== RECORDS FOR THIS EXERCISE ==
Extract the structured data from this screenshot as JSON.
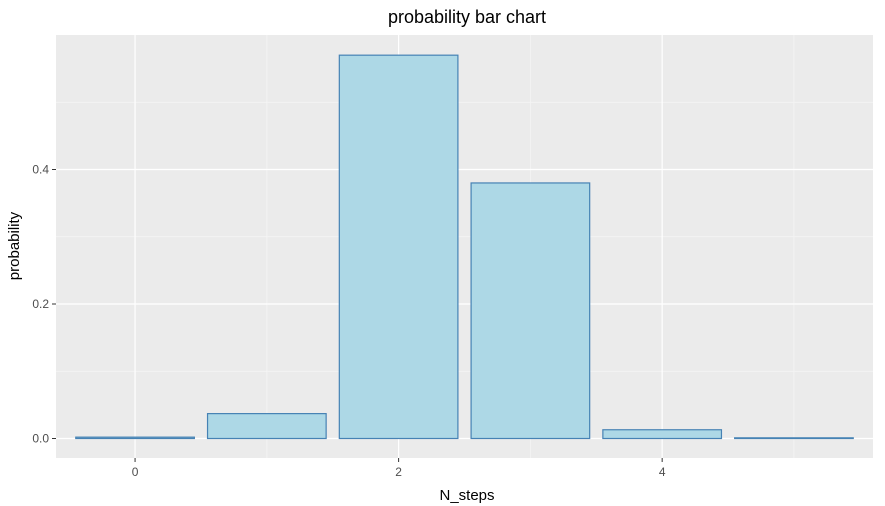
{
  "chart_data": {
    "type": "bar",
    "title": "probability bar chart",
    "xlabel": "N_steps",
    "ylabel": "probability",
    "x": [
      0,
      1,
      2,
      3,
      4,
      5
    ],
    "values": [
      0.002,
      0.037,
      0.57,
      0.38,
      0.013,
      0.001
    ],
    "xlim": [
      -0.6,
      5.6
    ],
    "ylim": [
      -0.029,
      0.6
    ],
    "x_ticks": [
      0,
      2,
      4
    ],
    "x_tick_labels": [
      "0",
      "2",
      "4"
    ],
    "y_ticks": [
      0.0,
      0.2,
      0.4
    ],
    "y_tick_labels": [
      "0.0",
      "0.2",
      "0.4"
    ],
    "grid": true,
    "legend": "none",
    "colors": {
      "panel_background": "#ebebeb",
      "grid_major": "#ffffff",
      "grid_minor": "#f5f5f5",
      "bar_fill": "#add8e6",
      "bar_outline": "#4682b4"
    }
  }
}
===
EXERCISE BRIEF: Filter lines by "probability" and return each hit.

REPLY:
    "title": "probability bar chart",
    "ylabel": "probability",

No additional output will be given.